> [Part of a data file]
————————

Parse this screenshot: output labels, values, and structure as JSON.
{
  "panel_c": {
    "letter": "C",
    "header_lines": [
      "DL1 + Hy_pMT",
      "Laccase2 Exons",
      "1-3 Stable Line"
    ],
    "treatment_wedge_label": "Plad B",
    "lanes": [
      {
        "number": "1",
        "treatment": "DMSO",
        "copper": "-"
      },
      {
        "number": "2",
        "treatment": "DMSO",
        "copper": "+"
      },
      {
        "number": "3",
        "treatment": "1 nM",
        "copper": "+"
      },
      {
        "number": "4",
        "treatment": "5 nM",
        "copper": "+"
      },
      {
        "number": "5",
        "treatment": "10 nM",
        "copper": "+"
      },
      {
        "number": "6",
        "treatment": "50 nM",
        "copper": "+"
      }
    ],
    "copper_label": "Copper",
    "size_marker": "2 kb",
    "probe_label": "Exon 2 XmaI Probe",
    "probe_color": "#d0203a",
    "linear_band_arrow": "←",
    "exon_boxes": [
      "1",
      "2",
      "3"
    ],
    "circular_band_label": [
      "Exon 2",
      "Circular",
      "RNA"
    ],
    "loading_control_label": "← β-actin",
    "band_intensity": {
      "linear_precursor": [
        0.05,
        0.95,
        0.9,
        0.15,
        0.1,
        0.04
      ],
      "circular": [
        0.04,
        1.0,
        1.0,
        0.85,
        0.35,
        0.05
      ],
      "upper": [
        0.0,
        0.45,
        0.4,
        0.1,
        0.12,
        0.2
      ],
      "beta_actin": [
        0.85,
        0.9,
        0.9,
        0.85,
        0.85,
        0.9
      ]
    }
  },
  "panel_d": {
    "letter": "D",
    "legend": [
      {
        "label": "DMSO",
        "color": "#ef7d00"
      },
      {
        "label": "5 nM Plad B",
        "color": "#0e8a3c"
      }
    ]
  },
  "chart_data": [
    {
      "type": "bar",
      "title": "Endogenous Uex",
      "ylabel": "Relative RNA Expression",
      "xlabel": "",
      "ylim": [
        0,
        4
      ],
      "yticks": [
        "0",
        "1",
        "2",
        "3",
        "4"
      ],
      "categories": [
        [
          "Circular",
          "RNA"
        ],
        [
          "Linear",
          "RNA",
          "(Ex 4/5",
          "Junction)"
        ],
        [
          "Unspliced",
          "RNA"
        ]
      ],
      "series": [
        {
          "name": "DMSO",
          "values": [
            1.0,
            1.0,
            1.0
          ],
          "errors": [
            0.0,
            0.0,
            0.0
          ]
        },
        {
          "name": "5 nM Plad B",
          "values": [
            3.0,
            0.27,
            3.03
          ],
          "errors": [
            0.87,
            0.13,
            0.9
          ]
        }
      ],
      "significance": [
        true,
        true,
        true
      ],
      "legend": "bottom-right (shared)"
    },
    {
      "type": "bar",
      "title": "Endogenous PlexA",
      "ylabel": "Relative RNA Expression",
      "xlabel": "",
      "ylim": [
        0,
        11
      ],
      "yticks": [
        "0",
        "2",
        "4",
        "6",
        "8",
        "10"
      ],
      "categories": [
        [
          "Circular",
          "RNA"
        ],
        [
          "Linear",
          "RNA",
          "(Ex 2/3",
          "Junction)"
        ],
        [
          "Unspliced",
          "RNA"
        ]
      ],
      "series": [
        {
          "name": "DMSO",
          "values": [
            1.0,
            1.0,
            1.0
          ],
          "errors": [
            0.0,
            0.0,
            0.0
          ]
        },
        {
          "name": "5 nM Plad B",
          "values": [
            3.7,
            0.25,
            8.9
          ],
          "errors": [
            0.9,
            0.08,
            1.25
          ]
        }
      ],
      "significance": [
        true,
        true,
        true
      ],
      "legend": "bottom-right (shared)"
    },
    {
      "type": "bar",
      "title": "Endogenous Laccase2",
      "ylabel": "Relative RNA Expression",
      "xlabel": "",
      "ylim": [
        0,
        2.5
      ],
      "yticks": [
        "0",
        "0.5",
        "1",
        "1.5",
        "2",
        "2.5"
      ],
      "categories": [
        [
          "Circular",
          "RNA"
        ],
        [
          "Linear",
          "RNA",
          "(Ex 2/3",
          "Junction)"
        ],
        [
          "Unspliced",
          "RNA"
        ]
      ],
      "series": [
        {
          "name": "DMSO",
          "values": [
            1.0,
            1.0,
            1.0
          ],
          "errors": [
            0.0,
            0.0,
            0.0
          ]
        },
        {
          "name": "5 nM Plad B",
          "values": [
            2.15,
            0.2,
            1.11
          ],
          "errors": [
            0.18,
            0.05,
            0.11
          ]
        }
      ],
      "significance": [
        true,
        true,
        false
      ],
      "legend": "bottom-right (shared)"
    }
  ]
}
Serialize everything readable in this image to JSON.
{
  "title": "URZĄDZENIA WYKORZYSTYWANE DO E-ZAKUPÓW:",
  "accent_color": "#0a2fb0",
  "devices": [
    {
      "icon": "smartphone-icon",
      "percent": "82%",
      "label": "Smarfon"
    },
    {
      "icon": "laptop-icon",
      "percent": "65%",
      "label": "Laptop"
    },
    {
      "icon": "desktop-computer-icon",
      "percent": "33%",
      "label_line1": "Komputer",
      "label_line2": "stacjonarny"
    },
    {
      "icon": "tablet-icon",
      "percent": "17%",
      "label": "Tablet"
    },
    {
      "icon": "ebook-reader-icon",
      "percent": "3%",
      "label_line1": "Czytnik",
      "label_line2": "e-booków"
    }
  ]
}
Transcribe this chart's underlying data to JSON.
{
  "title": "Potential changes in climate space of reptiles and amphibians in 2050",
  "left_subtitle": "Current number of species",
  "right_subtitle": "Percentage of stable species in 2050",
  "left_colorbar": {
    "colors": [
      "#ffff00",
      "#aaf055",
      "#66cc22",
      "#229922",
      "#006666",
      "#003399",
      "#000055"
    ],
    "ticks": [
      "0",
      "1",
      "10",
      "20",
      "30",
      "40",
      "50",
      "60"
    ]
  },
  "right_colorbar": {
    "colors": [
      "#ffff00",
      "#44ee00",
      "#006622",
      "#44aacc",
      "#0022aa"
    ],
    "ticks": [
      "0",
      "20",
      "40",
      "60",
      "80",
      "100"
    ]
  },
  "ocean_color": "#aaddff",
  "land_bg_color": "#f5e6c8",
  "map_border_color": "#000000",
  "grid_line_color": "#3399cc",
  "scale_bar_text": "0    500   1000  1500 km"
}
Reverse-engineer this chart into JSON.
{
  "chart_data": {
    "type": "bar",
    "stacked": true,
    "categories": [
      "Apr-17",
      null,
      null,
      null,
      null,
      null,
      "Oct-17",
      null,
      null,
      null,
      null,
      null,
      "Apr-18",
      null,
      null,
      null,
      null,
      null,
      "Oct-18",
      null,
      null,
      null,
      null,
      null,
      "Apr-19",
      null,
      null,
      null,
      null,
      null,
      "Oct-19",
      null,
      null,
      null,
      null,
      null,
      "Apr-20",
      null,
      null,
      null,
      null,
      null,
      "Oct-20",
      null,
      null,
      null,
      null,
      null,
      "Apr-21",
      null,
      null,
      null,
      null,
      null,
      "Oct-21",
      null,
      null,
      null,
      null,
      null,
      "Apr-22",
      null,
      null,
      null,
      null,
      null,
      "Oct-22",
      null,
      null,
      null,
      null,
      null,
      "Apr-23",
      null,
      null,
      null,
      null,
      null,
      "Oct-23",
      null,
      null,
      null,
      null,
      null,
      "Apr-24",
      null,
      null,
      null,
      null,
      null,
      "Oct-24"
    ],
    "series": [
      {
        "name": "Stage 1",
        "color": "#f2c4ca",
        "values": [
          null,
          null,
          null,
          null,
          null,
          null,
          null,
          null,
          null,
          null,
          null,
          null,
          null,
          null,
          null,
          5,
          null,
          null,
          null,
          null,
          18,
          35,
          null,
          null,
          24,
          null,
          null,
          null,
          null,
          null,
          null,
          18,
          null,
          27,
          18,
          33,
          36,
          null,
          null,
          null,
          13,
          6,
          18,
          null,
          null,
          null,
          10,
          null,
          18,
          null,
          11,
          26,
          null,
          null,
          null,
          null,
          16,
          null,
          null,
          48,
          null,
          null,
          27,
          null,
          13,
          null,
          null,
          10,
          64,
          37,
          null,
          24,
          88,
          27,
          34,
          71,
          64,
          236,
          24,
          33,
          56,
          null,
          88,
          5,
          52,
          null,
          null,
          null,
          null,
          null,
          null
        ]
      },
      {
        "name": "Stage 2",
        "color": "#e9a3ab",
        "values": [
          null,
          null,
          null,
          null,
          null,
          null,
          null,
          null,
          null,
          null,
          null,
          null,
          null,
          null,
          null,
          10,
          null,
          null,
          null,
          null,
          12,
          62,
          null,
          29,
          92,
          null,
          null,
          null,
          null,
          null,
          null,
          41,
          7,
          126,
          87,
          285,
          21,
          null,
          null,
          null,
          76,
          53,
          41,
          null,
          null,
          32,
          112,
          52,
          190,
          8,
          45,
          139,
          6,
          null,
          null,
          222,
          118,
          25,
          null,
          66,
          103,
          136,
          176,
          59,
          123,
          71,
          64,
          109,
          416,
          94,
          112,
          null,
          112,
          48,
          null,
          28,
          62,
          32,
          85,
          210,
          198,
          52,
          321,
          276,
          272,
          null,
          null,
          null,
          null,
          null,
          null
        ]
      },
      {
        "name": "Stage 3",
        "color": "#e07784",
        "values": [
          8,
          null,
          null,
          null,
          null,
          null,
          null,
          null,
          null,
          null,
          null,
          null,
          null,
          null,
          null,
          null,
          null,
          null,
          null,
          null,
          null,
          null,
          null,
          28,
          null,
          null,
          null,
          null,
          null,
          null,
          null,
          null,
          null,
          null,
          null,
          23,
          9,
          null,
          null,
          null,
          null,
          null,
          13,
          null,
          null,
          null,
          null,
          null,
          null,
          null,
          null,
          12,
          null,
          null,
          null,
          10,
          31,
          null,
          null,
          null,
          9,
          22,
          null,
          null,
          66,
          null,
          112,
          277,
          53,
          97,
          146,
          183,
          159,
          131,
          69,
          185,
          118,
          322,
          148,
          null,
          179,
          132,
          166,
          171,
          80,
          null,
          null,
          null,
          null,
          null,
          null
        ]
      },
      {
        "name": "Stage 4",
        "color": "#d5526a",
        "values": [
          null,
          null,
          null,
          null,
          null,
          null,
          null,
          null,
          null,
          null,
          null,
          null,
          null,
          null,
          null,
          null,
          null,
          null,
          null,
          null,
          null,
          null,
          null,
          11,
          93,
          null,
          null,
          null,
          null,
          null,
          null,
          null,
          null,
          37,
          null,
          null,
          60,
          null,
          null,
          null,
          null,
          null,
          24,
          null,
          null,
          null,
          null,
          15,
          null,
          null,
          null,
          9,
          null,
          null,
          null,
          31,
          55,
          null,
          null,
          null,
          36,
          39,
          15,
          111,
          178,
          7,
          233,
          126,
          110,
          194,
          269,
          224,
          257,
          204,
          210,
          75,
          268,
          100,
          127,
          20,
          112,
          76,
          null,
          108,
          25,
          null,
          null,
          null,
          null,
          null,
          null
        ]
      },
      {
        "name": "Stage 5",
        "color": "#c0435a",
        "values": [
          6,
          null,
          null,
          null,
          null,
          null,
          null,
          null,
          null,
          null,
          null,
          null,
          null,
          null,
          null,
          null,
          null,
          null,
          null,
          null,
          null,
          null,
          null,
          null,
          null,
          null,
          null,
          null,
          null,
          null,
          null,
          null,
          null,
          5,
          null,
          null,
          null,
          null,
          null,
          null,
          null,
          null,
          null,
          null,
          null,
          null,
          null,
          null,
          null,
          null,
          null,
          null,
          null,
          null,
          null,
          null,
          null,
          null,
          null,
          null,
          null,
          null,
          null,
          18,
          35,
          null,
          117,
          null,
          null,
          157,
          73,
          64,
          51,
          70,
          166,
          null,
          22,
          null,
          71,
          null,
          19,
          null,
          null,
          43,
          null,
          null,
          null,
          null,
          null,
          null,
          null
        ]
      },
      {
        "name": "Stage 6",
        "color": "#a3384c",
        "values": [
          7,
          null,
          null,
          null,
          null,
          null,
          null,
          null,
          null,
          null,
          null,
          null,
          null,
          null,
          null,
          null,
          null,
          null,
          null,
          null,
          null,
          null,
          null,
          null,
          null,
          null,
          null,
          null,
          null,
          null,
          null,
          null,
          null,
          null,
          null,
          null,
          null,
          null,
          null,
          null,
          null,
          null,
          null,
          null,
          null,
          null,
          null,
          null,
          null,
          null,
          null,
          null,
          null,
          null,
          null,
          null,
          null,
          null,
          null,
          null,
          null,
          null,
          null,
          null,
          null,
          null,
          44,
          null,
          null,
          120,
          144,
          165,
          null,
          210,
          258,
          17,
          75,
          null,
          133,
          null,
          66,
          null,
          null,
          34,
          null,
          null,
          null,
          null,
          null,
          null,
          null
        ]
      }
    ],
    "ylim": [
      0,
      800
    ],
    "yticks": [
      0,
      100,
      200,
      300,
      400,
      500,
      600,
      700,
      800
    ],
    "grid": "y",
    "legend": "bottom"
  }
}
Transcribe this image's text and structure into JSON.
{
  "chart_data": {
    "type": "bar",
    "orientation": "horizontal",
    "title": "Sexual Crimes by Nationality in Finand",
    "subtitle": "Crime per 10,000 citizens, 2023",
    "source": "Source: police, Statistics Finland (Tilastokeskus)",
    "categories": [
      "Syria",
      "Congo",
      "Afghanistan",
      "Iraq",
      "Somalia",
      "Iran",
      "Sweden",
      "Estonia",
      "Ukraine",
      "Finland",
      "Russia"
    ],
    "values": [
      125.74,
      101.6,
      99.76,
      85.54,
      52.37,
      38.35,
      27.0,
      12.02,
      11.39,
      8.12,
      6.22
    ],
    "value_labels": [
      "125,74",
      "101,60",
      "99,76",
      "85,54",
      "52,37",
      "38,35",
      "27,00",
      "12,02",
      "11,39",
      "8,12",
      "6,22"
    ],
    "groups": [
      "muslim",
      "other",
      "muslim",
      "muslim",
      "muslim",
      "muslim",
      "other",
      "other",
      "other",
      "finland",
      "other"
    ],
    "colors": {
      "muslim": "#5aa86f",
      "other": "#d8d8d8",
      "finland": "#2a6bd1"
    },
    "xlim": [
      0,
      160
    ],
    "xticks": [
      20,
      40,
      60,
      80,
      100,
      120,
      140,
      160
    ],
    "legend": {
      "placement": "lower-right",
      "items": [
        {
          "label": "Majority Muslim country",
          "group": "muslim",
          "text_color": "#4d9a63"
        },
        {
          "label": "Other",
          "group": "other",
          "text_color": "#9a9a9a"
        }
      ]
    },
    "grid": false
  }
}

————————

> [Job] In the records above, find each line that holds the word "Endogenous"; copy all such lines.

> [Exercise response]
      "title": "Endogenous Uex",
      "title": "Endogenous PlexA",
      "title": "Endogenous Laccase2",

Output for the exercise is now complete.